▸ EXERCISE AIM
Locate every line below that contains the word "content" and copy it.

▸ GIVEN DATA
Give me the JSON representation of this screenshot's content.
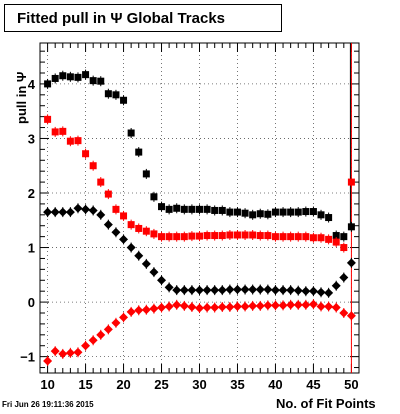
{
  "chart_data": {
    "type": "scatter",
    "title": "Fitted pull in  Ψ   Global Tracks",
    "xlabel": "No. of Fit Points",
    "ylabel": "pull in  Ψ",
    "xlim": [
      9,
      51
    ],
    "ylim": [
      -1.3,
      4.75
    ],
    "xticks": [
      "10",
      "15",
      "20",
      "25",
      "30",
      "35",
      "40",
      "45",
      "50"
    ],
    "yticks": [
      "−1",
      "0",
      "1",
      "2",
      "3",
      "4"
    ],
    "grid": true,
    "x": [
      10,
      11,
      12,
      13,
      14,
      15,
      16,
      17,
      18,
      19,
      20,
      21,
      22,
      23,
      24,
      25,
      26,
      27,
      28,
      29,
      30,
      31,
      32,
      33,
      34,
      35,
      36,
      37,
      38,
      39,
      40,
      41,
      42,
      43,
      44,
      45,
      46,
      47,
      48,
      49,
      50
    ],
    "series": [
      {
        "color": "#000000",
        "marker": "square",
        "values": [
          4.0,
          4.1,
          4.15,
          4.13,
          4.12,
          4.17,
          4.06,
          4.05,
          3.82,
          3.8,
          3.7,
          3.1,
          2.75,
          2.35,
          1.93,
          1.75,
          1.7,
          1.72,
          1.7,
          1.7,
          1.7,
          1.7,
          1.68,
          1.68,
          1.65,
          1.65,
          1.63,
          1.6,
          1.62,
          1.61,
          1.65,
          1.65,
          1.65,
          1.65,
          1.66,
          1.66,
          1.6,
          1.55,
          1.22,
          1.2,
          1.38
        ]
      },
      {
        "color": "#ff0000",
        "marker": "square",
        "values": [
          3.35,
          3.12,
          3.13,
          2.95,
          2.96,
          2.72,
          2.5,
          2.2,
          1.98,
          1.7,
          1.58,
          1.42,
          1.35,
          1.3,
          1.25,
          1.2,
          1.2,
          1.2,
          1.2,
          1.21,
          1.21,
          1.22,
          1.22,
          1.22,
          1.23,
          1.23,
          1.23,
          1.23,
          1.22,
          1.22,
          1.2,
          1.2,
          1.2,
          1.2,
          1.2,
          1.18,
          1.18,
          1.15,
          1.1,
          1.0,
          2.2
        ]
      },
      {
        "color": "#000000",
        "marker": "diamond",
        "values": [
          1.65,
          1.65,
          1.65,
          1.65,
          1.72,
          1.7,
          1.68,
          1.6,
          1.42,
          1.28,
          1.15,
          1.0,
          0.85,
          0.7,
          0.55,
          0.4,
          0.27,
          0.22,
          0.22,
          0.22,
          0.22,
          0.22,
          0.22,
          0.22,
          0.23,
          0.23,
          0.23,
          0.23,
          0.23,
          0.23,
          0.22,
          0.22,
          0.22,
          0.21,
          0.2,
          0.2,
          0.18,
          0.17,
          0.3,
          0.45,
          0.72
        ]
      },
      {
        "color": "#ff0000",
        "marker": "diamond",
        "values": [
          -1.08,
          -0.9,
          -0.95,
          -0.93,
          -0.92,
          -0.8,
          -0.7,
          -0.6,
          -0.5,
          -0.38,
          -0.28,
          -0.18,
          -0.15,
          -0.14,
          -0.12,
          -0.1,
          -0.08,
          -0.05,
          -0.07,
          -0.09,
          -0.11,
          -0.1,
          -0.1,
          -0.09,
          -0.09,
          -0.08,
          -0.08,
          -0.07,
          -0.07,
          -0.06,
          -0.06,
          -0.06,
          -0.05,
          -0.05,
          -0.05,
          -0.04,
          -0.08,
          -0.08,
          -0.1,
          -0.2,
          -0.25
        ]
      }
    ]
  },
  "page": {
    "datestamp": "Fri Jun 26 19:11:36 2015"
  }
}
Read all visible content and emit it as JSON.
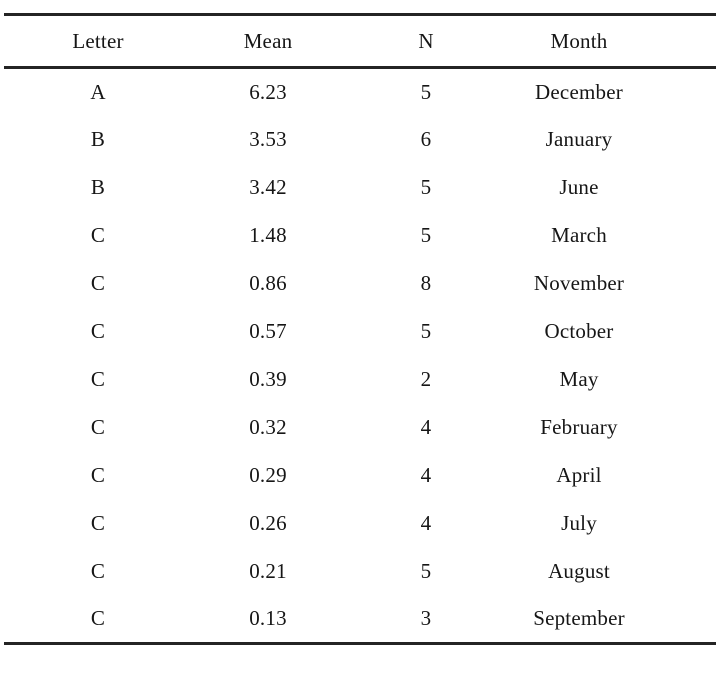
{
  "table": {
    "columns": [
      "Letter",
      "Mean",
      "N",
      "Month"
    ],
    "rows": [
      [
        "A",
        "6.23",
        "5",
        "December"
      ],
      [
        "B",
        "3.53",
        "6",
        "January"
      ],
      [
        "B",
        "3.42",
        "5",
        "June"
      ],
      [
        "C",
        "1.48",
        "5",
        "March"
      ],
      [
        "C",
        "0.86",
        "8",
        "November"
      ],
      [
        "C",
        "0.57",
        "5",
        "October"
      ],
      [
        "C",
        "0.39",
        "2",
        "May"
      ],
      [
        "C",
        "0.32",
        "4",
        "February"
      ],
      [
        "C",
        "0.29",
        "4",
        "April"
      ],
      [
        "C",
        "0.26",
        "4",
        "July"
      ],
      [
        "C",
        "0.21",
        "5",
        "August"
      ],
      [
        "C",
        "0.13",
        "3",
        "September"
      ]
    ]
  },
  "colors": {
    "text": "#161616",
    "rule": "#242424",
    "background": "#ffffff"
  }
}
--
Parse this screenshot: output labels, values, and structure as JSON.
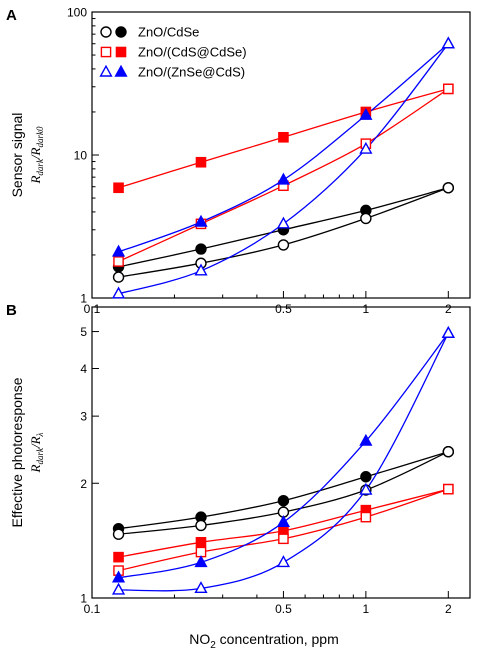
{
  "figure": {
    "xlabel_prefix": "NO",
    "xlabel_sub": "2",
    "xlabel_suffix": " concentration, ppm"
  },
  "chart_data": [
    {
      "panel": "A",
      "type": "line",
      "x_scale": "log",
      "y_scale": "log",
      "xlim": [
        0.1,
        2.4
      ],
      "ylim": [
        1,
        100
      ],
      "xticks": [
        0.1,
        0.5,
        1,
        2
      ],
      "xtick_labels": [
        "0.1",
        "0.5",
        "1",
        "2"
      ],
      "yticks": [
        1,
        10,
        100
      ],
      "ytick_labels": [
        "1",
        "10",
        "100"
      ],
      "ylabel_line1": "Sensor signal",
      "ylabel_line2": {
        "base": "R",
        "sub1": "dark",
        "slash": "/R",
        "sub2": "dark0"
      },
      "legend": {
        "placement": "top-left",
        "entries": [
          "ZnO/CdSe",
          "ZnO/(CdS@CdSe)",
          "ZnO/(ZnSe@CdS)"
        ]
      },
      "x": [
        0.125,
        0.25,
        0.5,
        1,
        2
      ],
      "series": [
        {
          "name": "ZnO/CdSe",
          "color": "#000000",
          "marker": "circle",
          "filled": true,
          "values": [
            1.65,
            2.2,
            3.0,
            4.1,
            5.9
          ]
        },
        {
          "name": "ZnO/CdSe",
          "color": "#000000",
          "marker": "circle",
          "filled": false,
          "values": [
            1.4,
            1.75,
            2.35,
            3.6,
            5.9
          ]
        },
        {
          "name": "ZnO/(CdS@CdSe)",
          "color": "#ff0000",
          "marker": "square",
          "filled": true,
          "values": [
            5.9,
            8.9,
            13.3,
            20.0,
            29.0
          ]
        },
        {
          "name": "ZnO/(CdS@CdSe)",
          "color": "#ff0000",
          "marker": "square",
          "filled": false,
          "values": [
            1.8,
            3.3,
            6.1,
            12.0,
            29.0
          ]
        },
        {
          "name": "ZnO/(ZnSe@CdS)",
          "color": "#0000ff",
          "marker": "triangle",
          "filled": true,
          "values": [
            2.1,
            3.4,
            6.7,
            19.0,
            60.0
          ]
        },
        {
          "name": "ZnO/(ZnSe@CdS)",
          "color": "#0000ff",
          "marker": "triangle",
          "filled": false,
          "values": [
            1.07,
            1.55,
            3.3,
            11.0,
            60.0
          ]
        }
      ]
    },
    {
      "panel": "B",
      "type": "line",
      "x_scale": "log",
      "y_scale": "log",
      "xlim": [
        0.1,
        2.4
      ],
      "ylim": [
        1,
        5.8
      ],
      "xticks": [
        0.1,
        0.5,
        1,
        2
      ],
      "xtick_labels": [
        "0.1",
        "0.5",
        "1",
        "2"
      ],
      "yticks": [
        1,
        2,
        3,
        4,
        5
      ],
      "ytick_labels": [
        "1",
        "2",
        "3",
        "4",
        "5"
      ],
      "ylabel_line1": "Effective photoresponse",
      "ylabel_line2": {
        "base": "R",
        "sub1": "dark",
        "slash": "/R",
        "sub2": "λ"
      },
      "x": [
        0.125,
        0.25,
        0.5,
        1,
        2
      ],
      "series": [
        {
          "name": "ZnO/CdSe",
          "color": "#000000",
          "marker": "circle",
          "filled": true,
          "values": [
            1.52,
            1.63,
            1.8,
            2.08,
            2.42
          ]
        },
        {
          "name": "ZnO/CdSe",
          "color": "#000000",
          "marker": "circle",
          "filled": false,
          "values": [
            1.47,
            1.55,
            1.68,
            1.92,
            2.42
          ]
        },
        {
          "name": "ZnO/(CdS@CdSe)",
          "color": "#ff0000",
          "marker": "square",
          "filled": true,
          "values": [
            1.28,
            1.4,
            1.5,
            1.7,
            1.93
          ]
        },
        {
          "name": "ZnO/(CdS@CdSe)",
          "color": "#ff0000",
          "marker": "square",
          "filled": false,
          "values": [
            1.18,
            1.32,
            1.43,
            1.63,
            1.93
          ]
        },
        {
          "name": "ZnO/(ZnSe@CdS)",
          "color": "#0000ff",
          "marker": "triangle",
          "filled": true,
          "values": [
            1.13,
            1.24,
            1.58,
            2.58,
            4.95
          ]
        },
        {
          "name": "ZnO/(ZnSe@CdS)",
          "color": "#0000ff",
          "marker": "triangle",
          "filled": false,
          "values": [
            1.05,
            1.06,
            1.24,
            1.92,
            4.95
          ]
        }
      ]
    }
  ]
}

▸ COMPLETED TASK
Give me the JSON representation of this screenshot's content.
Read all visible content and emit it as JSON.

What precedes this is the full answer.